(Data entries for graphics)
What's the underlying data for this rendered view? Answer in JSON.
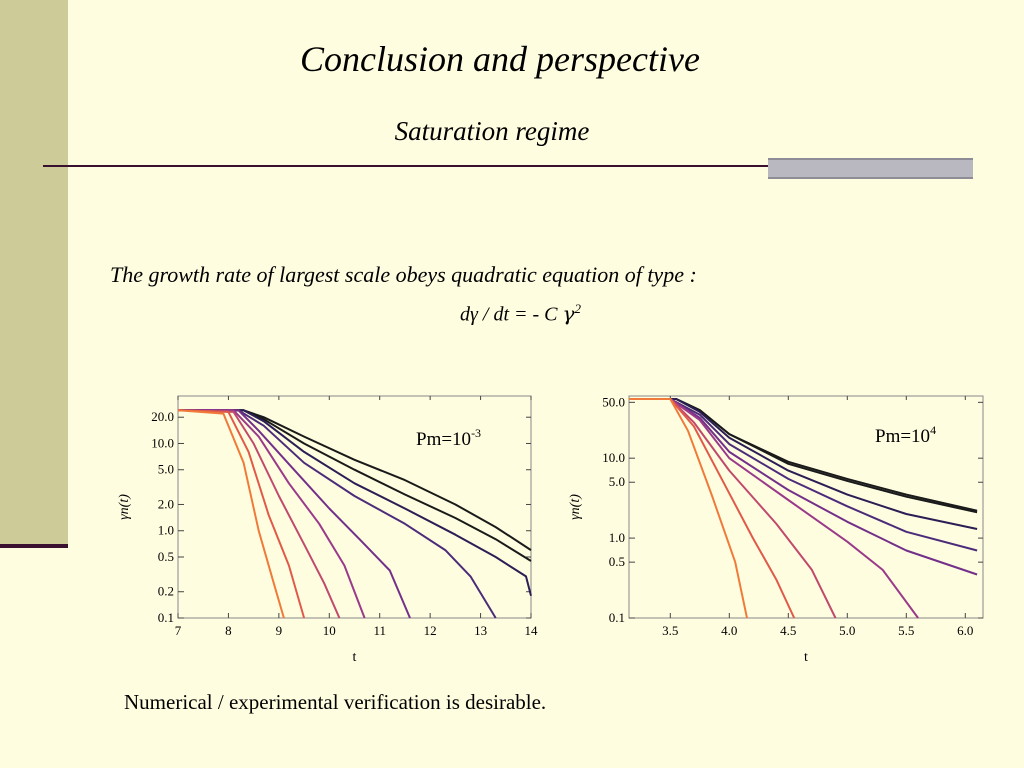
{
  "slide": {
    "title": "Conclusion and perspective",
    "subtitle": "Saturation regime",
    "statement": "The growth rate of largest scale obeys quadratic equation of type  :",
    "equation": {
      "lhs": "dγ / dt = - C ",
      "gamma": "γ",
      "power": "2"
    },
    "footer": "Numerical / experimental verification is desirable."
  },
  "chart_data": [
    {
      "type": "line",
      "annotation": {
        "base": "Pm=10",
        "exponent": "-3"
      },
      "xlabel": "t",
      "ylabel": "γn(t)",
      "xlim": [
        7,
        14
      ],
      "ylim": [
        0.1,
        35
      ],
      "y_scale": "log",
      "xticks": [
        "7",
        "8",
        "9",
        "10",
        "11",
        "12",
        "13",
        "14"
      ],
      "yticks": [
        "0.1",
        "0.2",
        "0.5",
        "1.0",
        "2.0",
        "5.0",
        "10.0",
        "20.0"
      ],
      "series": [
        {
          "color": "#1a1a1a",
          "x": [
            7.0,
            8.3,
            8.7,
            9.5,
            10.5,
            11.5,
            12.5,
            13.3,
            14.0
          ],
          "y": [
            24,
            24,
            20,
            12,
            6.5,
            3.8,
            2.0,
            1.1,
            0.6
          ]
        },
        {
          "color": "#1a1a1a",
          "x": [
            7.0,
            8.3,
            8.7,
            9.5,
            10.5,
            11.5,
            12.5,
            13.3,
            14.0
          ],
          "y": [
            24,
            24,
            19,
            10,
            5.0,
            2.6,
            1.4,
            0.8,
            0.45
          ]
        },
        {
          "color": "#2a1e55",
          "x": [
            7.0,
            8.3,
            8.7,
            9.5,
            10.5,
            11.5,
            12.5,
            13.3,
            13.9,
            14.0
          ],
          "y": [
            24,
            24,
            18,
            8,
            3.5,
            1.8,
            0.9,
            0.5,
            0.3,
            0.18
          ]
        },
        {
          "color": "#4c2c7a",
          "x": [
            7.0,
            8.2,
            8.7,
            9.5,
            10.5,
            11.5,
            12.3,
            12.8,
            13.3
          ],
          "y": [
            24,
            24,
            16,
            6,
            2.5,
            1.2,
            0.6,
            0.3,
            0.1
          ]
        },
        {
          "color": "#73308a",
          "x": [
            7.0,
            8.2,
            8.6,
            9.3,
            10.0,
            10.6,
            11.2,
            11.6
          ],
          "y": [
            24,
            24,
            14,
            5.0,
            1.8,
            0.8,
            0.35,
            0.1
          ]
        },
        {
          "color": "#9a3a8a",
          "x": [
            7.0,
            8.1,
            8.6,
            9.2,
            9.8,
            10.3,
            10.7
          ],
          "y": [
            24,
            24,
            12,
            3.5,
            1.2,
            0.4,
            0.1
          ]
        },
        {
          "color": "#c04a6e",
          "x": [
            7.0,
            8.1,
            8.5,
            9.0,
            9.5,
            9.9,
            10.2
          ],
          "y": [
            24,
            23,
            10,
            2.5,
            0.7,
            0.25,
            0.1
          ]
        },
        {
          "color": "#e05a4a",
          "x": [
            7.0,
            8.0,
            8.4,
            8.8,
            9.2,
            9.5
          ],
          "y": [
            24,
            23,
            8,
            1.5,
            0.4,
            0.1
          ]
        },
        {
          "color": "#f07a3a",
          "x": [
            7.0,
            7.9,
            8.3,
            8.6,
            8.9,
            9.1
          ],
          "y": [
            24,
            22,
            6,
            1.0,
            0.25,
            0.1
          ]
        }
      ]
    },
    {
      "type": "line",
      "annotation": {
        "base": "Pm=10",
        "exponent": "4"
      },
      "xlabel": "t",
      "ylabel": "γn(t)",
      "xlim": [
        3.15,
        6.15
      ],
      "ylim": [
        0.1,
        60
      ],
      "y_scale": "log",
      "xticks": [
        "3.5",
        "4.0",
        "4.5",
        "5.0",
        "5.5",
        "6.0"
      ],
      "yticks": [
        "0.1",
        "0.5",
        "1.0",
        "5.0",
        "10.0",
        "50.0"
      ],
      "series": [
        {
          "color": "#1a1a1a",
          "x": [
            3.15,
            3.55,
            3.75,
            4.0,
            4.5,
            5.0,
            5.5,
            6.1
          ],
          "y": [
            55,
            55,
            40,
            20,
            9,
            5.5,
            3.5,
            2.2
          ]
        },
        {
          "color": "#1a1a1a",
          "x": [
            3.15,
            3.55,
            3.75,
            4.0,
            4.5,
            5.0,
            5.5,
            6.1
          ],
          "y": [
            55,
            55,
            40,
            20,
            8.5,
            5.2,
            3.3,
            2.1
          ]
        },
        {
          "color": "#2a1e55",
          "x": [
            3.15,
            3.55,
            3.75,
            4.0,
            4.5,
            5.0,
            5.5,
            6.1
          ],
          "y": [
            55,
            55,
            38,
            18,
            7.0,
            3.5,
            2.0,
            1.3
          ]
        },
        {
          "color": "#4c2c7a",
          "x": [
            3.15,
            3.5,
            3.75,
            4.0,
            4.5,
            5.0,
            5.5,
            6.1
          ],
          "y": [
            55,
            55,
            35,
            15,
            5.5,
            2.5,
            1.2,
            0.7
          ]
        },
        {
          "color": "#73308a",
          "x": [
            3.15,
            3.5,
            3.75,
            4.0,
            4.5,
            5.0,
            5.5,
            6.1
          ],
          "y": [
            55,
            55,
            32,
            12,
            4.0,
            1.6,
            0.7,
            0.35
          ]
        },
        {
          "color": "#9a3a8a",
          "x": [
            3.15,
            3.5,
            3.75,
            4.0,
            4.5,
            5.0,
            5.3,
            5.6
          ],
          "y": [
            55,
            55,
            30,
            10,
            3.0,
            0.9,
            0.4,
            0.1
          ]
        },
        {
          "color": "#c04a6e",
          "x": [
            3.15,
            3.5,
            3.7,
            4.0,
            4.4,
            4.7,
            4.9
          ],
          "y": [
            55,
            55,
            28,
            7,
            1.5,
            0.4,
            0.1
          ]
        },
        {
          "color": "#e05a4a",
          "x": [
            3.15,
            3.5,
            3.7,
            3.95,
            4.2,
            4.4,
            4.55
          ],
          "y": [
            55,
            55,
            25,
            5,
            1.0,
            0.3,
            0.1
          ]
        },
        {
          "color": "#f07a3a",
          "x": [
            3.15,
            3.5,
            3.65,
            3.85,
            4.05,
            4.15
          ],
          "y": [
            55,
            55,
            22,
            3.5,
            0.5,
            0.1
          ]
        }
      ]
    }
  ]
}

TASK INSTRUCTIONS
Leave out all images, then reproduce the entries above exactly.

TASK ANSWER
What's the underlying data for this rendered view? Answer in JSON.
{
  "slide": {
    "title": "Conclusion and perspective",
    "subtitle": "Saturation regime",
    "statement": "The growth rate of largest scale obeys quadratic equation of type  :",
    "equation": {
      "lhs": "dγ / dt = - C ",
      "gamma": "γ",
      "power": "2"
    },
    "footer": "Numerical / experimental verification is desirable."
  },
  "chart_data": [
    {
      "type": "line",
      "annotation": {
        "base": "Pm=10",
        "exponent": "-3"
      },
      "xlabel": "t",
      "ylabel": "γn(t)",
      "xlim": [
        7,
        14
      ],
      "ylim": [
        0.1,
        35
      ],
      "y_scale": "log",
      "xticks": [
        "7",
        "8",
        "9",
        "10",
        "11",
        "12",
        "13",
        "14"
      ],
      "yticks": [
        "0.1",
        "0.2",
        "0.5",
        "1.0",
        "2.0",
        "5.0",
        "10.0",
        "20.0"
      ],
      "series": [
        {
          "color": "#1a1a1a",
          "x": [
            7.0,
            8.3,
            8.7,
            9.5,
            10.5,
            11.5,
            12.5,
            13.3,
            14.0
          ],
          "y": [
            24,
            24,
            20,
            12,
            6.5,
            3.8,
            2.0,
            1.1,
            0.6
          ]
        },
        {
          "color": "#1a1a1a",
          "x": [
            7.0,
            8.3,
            8.7,
            9.5,
            10.5,
            11.5,
            12.5,
            13.3,
            14.0
          ],
          "y": [
            24,
            24,
            19,
            10,
            5.0,
            2.6,
            1.4,
            0.8,
            0.45
          ]
        },
        {
          "color": "#2a1e55",
          "x": [
            7.0,
            8.3,
            8.7,
            9.5,
            10.5,
            11.5,
            12.5,
            13.3,
            13.9,
            14.0
          ],
          "y": [
            24,
            24,
            18,
            8,
            3.5,
            1.8,
            0.9,
            0.5,
            0.3,
            0.18
          ]
        },
        {
          "color": "#4c2c7a",
          "x": [
            7.0,
            8.2,
            8.7,
            9.5,
            10.5,
            11.5,
            12.3,
            12.8,
            13.3
          ],
          "y": [
            24,
            24,
            16,
            6,
            2.5,
            1.2,
            0.6,
            0.3,
            0.1
          ]
        },
        {
          "color": "#73308a",
          "x": [
            7.0,
            8.2,
            8.6,
            9.3,
            10.0,
            10.6,
            11.2,
            11.6
          ],
          "y": [
            24,
            24,
            14,
            5.0,
            1.8,
            0.8,
            0.35,
            0.1
          ]
        },
        {
          "color": "#9a3a8a",
          "x": [
            7.0,
            8.1,
            8.6,
            9.2,
            9.8,
            10.3,
            10.7
          ],
          "y": [
            24,
            24,
            12,
            3.5,
            1.2,
            0.4,
            0.1
          ]
        },
        {
          "color": "#c04a6e",
          "x": [
            7.0,
            8.1,
            8.5,
            9.0,
            9.5,
            9.9,
            10.2
          ],
          "y": [
            24,
            23,
            10,
            2.5,
            0.7,
            0.25,
            0.1
          ]
        },
        {
          "color": "#e05a4a",
          "x": [
            7.0,
            8.0,
            8.4,
            8.8,
            9.2,
            9.5
          ],
          "y": [
            24,
            23,
            8,
            1.5,
            0.4,
            0.1
          ]
        },
        {
          "color": "#f07a3a",
          "x": [
            7.0,
            7.9,
            8.3,
            8.6,
            8.9,
            9.1
          ],
          "y": [
            24,
            22,
            6,
            1.0,
            0.25,
            0.1
          ]
        }
      ]
    },
    {
      "type": "line",
      "annotation": {
        "base": "Pm=10",
        "exponent": "4"
      },
      "xlabel": "t",
      "ylabel": "γn(t)",
      "xlim": [
        3.15,
        6.15
      ],
      "ylim": [
        0.1,
        60
      ],
      "y_scale": "log",
      "xticks": [
        "3.5",
        "4.0",
        "4.5",
        "5.0",
        "5.5",
        "6.0"
      ],
      "yticks": [
        "0.1",
        "0.5",
        "1.0",
        "5.0",
        "10.0",
        "50.0"
      ],
      "series": [
        {
          "color": "#1a1a1a",
          "x": [
            3.15,
            3.55,
            3.75,
            4.0,
            4.5,
            5.0,
            5.5,
            6.1
          ],
          "y": [
            55,
            55,
            40,
            20,
            9,
            5.5,
            3.5,
            2.2
          ]
        },
        {
          "color": "#1a1a1a",
          "x": [
            3.15,
            3.55,
            3.75,
            4.0,
            4.5,
            5.0,
            5.5,
            6.1
          ],
          "y": [
            55,
            55,
            40,
            20,
            8.5,
            5.2,
            3.3,
            2.1
          ]
        },
        {
          "color": "#2a1e55",
          "x": [
            3.15,
            3.55,
            3.75,
            4.0,
            4.5,
            5.0,
            5.5,
            6.1
          ],
          "y": [
            55,
            55,
            38,
            18,
            7.0,
            3.5,
            2.0,
            1.3
          ]
        },
        {
          "color": "#4c2c7a",
          "x": [
            3.15,
            3.5,
            3.75,
            4.0,
            4.5,
            5.0,
            5.5,
            6.1
          ],
          "y": [
            55,
            55,
            35,
            15,
            5.5,
            2.5,
            1.2,
            0.7
          ]
        },
        {
          "color": "#73308a",
          "x": [
            3.15,
            3.5,
            3.75,
            4.0,
            4.5,
            5.0,
            5.5,
            6.1
          ],
          "y": [
            55,
            55,
            32,
            12,
            4.0,
            1.6,
            0.7,
            0.35
          ]
        },
        {
          "color": "#9a3a8a",
          "x": [
            3.15,
            3.5,
            3.75,
            4.0,
            4.5,
            5.0,
            5.3,
            5.6
          ],
          "y": [
            55,
            55,
            30,
            10,
            3.0,
            0.9,
            0.4,
            0.1
          ]
        },
        {
          "color": "#c04a6e",
          "x": [
            3.15,
            3.5,
            3.7,
            4.0,
            4.4,
            4.7,
            4.9
          ],
          "y": [
            55,
            55,
            28,
            7,
            1.5,
            0.4,
            0.1
          ]
        },
        {
          "color": "#e05a4a",
          "x": [
            3.15,
            3.5,
            3.7,
            3.95,
            4.2,
            4.4,
            4.55
          ],
          "y": [
            55,
            55,
            25,
            5,
            1.0,
            0.3,
            0.1
          ]
        },
        {
          "color": "#f07a3a",
          "x": [
            3.15,
            3.5,
            3.65,
            3.85,
            4.05,
            4.15
          ],
          "y": [
            55,
            55,
            22,
            3.5,
            0.5,
            0.1
          ]
        }
      ]
    }
  ]
}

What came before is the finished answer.